* **TEXT TO READ**:
::::::::::

Network interface card (NIC) 108 may be any suitable system, apparatus, or device operable to serve as an interface between node 102 and fabric 110. NIC 108 may enable node 102 to communicate via fabric 110 using any suitable transmission protocol and/or standard. In certain embodiments, NIC 108 may provide physical access to a networking medium and/or provide a low-level addressing system (e.g., through the use of Media Access Control addresses). In certain embodiments, NIC 108 may include a buffer for storing packets received from fabric 110 and/or a controller configured to process packets received by NIC 108.

Fabric 110 may be a network and/or fabric configured to communicatively couple nodes 102 to one another. In certain embodiments, fabric 110 may include a communication infrastructure, which provides physical connections, and a management layer, which organizes the physical connections of nodes 102 and switches 112. Fabric 110 may be implemented as, or may be a part of, a storage area network (SAN), personal area network (PAN), local area network (LAN), a metropolitan area network (MAN), a wide area network (WAN), a wireless local area network (WLAN), a virtual private network (VPN), an intranet, the Internet or any other appropriate architecture or system that facilitates the communication of signals, data and/or messages (generally referred to as data). Fabric 110 may transmit data using any storage and/or communication protocol, including without limitation, Fibre Channel, Frame Relay, Ethernet Asynchronous Transfer Mode (ATM), Internet protocol (IP), or other packet-based protocol, and/or any combination thereof. Fabric 110 and its various components may be implemented using hardware, software, or any combination thereof.

::::::::::

* **AVAILABLE DATA**:
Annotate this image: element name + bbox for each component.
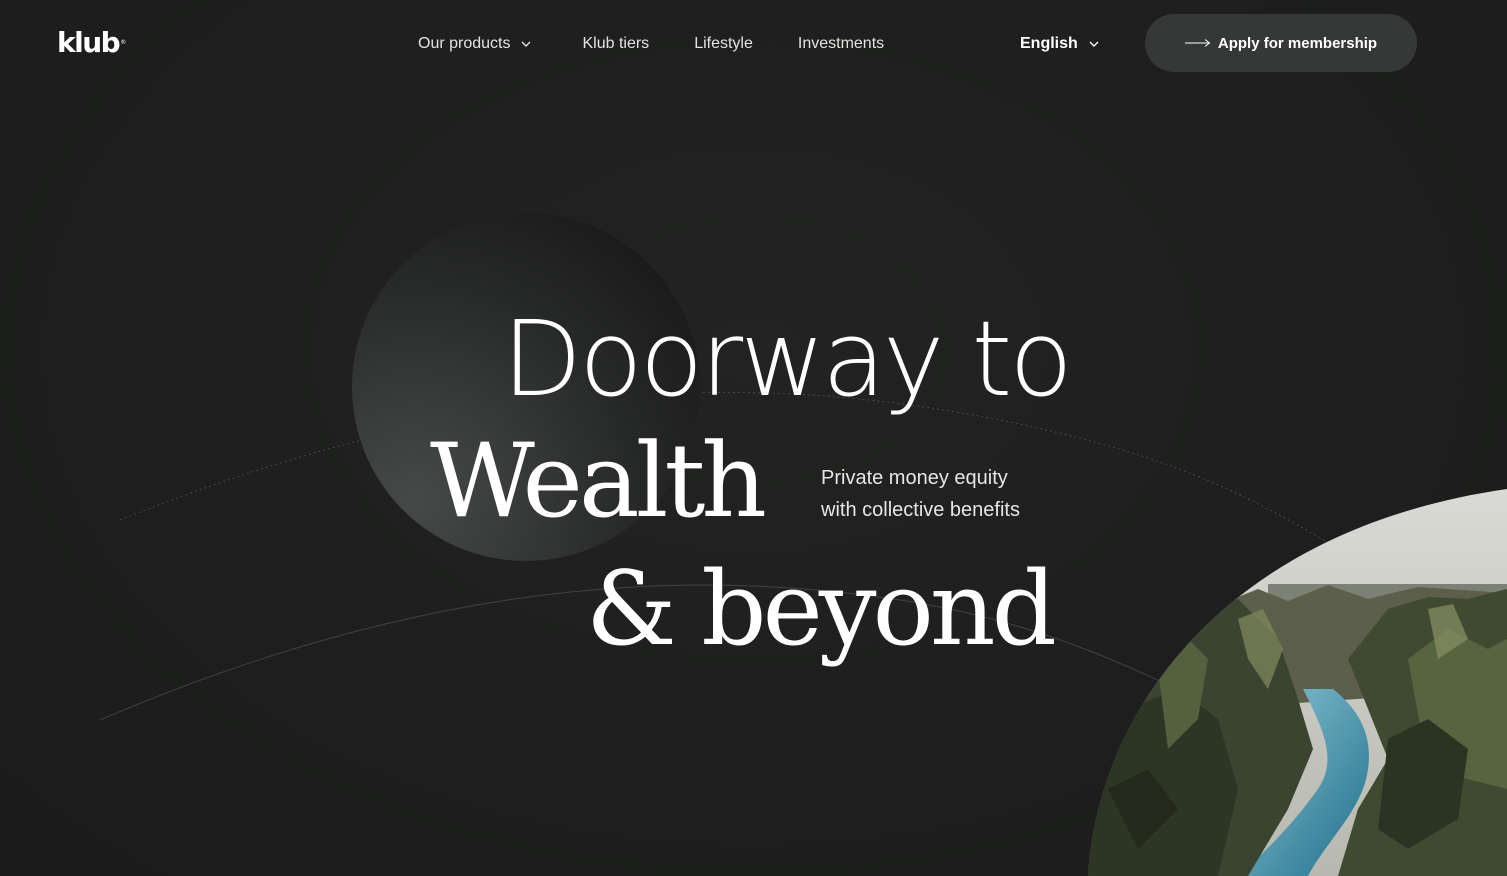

::::::::::

* **SHORT EXERCISE**:
Extend the passage on the network interface card and fabric, picking up after its final sentence. You won't need the listing.

* **ANSWER TO THE TASK**:
As depicted in FIG. 1, fabric 110 may include one or more switches 112. Each switch 112 may generally be operable to communicatively couple nodes 102 to each other, and may further be operable to inspect packets as they are received, determine the source and destination of each packet (e.g., by reference to a routing table), and forward each packet appropriately. One or more of switches 112 may include a plurality of input (or ingress) ports for receiving data, a plurality of output (or egress) ports for transmitting data, and a controller for inspecting received packets and routing the packets accordingly based on packet control information. Although FIG. 1 depicts fabric 110 comprising four switches 112, fabric 110 may include any number of switches.

In operation, system 100 may be utilized to implement large send offload (LSO) and large receive offload (LRO). For example, an operating system running on host 102a may assemble a data stream to be delivered to host 102b and deliver it, along with control information regarding the destination of the data, to NIC 108a. Implementing LSO, NIC 108a may segment the data stream into discrete data payloads, and append control information to each data payload to create packets. NIC 108a may communicate each of these packets to fabric 110. Implementing LRO using the methods described herein, a switch 112 of fabric 110 may reassemble all or a part of the data stream received from NIC 108a and forward it to NIC 108b. In turn, NIC 108b may also implement LRO using the methods described herein, for example, by reassembling all of a part of the data stream received from fabric 110.

FIG. 2 illustrates a flow chart of a method 200 for implementing large receive offload (LRO) at a network switch 112, in accordance with an embodiment of the present disclosure. According to one embodiment, method 200 preferably begins at step 202. As noted above, teachings of the present disclosure may be implemented in a variety of configurations of system 100. As such, the preferred initialization point for method 200 and the order of the steps 202-222 comprising method 200 may depend on the implementation chosen.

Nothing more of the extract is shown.